(Extracted data entries)
□ □ □ □ □
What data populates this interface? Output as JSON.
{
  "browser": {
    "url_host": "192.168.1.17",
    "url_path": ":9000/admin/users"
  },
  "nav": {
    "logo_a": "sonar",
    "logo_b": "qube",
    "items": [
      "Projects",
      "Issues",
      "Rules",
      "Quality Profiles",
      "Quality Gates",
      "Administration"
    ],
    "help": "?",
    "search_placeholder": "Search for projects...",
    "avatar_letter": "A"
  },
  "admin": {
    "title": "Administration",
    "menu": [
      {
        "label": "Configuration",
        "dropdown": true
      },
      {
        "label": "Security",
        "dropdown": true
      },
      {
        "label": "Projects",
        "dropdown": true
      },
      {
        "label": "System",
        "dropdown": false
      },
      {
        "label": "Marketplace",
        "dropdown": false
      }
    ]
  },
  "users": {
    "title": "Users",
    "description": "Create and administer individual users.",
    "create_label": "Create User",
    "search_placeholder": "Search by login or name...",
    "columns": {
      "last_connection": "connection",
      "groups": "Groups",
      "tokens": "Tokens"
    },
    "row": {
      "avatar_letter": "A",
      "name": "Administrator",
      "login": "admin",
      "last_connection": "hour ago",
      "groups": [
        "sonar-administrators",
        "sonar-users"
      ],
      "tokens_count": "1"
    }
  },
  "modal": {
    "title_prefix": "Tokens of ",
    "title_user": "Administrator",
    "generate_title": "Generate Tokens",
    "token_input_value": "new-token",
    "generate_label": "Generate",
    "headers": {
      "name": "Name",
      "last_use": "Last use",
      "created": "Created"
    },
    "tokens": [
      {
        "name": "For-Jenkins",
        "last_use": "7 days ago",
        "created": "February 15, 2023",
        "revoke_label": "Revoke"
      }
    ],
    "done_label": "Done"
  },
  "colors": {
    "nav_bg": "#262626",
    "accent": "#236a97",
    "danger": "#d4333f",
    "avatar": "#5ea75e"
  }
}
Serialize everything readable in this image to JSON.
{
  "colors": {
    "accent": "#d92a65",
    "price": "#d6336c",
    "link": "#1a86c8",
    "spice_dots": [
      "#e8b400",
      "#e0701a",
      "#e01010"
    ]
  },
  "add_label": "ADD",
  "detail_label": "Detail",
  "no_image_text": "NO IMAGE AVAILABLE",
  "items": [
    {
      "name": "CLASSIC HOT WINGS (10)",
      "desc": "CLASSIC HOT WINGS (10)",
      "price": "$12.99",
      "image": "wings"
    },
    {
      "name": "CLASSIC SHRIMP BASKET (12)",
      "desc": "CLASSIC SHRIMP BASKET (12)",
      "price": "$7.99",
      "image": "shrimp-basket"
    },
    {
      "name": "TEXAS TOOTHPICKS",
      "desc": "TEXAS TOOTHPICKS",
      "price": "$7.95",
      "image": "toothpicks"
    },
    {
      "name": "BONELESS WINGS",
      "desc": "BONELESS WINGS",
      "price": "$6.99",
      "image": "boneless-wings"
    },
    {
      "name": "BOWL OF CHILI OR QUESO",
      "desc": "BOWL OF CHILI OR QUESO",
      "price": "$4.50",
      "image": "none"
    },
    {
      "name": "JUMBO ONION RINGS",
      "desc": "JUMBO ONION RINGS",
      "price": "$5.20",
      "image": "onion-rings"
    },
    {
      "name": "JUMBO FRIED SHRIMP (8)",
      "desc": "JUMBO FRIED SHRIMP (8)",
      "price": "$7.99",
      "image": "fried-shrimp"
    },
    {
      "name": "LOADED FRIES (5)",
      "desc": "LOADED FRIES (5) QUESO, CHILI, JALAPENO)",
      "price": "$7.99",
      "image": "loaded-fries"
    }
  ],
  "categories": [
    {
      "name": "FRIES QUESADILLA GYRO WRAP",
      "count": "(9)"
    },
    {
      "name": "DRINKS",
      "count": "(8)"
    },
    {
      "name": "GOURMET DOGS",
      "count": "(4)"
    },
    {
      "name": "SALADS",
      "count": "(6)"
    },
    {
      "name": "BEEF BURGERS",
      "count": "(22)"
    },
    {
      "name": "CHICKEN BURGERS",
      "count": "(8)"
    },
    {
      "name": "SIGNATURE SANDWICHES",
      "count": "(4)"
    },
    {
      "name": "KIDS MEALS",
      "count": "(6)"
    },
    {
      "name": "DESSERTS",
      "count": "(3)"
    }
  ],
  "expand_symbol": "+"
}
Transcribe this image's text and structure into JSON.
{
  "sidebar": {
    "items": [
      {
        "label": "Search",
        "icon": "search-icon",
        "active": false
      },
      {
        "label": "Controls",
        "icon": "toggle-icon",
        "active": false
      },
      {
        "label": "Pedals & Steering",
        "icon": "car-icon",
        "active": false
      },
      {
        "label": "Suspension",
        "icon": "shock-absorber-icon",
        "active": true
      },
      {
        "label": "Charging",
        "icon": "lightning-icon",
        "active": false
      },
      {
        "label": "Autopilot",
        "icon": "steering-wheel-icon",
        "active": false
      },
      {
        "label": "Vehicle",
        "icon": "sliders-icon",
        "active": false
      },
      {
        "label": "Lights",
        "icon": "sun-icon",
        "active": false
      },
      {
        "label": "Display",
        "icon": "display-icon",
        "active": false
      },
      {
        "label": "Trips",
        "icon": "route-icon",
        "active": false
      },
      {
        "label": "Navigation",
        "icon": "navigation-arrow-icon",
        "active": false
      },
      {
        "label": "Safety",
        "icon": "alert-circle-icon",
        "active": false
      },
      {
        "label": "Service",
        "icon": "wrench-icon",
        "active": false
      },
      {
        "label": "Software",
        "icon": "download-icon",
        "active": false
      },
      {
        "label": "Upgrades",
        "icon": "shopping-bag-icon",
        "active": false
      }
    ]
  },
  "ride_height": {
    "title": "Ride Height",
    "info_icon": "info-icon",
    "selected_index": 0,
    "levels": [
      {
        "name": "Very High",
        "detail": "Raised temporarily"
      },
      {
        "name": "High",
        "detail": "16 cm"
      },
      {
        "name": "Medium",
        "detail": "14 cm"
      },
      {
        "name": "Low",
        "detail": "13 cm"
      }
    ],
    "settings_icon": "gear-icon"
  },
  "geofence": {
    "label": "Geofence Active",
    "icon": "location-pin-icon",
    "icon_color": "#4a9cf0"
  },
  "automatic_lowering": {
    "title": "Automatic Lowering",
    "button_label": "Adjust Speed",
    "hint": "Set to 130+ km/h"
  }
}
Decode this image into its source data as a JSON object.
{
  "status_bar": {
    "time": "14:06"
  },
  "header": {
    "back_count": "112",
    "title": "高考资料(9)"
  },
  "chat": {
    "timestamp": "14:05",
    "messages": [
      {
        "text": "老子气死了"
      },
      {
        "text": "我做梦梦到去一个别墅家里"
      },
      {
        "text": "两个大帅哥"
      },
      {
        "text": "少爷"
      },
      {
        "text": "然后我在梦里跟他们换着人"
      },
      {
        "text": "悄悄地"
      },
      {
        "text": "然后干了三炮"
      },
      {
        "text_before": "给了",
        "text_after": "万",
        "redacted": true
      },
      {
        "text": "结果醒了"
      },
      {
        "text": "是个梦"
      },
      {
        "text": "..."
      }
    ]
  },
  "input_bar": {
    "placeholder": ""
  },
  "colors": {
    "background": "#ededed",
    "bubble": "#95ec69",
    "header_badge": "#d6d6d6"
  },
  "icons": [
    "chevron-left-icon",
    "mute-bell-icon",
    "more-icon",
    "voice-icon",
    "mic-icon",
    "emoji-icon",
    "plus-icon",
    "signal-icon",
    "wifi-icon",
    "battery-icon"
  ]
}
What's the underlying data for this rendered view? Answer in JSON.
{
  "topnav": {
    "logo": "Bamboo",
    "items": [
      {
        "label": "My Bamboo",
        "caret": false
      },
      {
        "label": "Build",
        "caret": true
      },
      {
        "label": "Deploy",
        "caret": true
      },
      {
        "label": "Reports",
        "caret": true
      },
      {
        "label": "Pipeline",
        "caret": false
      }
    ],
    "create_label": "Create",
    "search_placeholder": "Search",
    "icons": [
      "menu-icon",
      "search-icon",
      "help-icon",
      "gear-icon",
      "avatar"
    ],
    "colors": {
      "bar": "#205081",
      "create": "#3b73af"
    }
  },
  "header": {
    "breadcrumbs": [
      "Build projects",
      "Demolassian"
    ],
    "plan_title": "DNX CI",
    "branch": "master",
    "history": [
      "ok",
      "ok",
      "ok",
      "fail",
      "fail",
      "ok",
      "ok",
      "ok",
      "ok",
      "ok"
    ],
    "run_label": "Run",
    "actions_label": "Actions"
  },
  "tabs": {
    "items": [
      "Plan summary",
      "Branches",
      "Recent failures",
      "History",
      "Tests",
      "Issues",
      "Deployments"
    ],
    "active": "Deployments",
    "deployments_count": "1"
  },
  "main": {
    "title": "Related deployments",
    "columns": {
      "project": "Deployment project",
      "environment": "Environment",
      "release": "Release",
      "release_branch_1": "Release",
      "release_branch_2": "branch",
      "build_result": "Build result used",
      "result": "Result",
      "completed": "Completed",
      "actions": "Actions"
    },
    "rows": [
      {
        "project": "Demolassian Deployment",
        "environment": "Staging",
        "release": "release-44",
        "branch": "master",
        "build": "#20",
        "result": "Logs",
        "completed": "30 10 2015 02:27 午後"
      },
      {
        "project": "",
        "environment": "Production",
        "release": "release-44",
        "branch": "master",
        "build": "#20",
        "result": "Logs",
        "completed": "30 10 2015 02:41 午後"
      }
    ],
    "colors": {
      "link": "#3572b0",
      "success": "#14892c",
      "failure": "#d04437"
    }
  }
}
□ □ □ □ □
### Exercise aim
For the entries shown above, give the number of lines that include the word "BURGERS", without any other text.

### The solution
2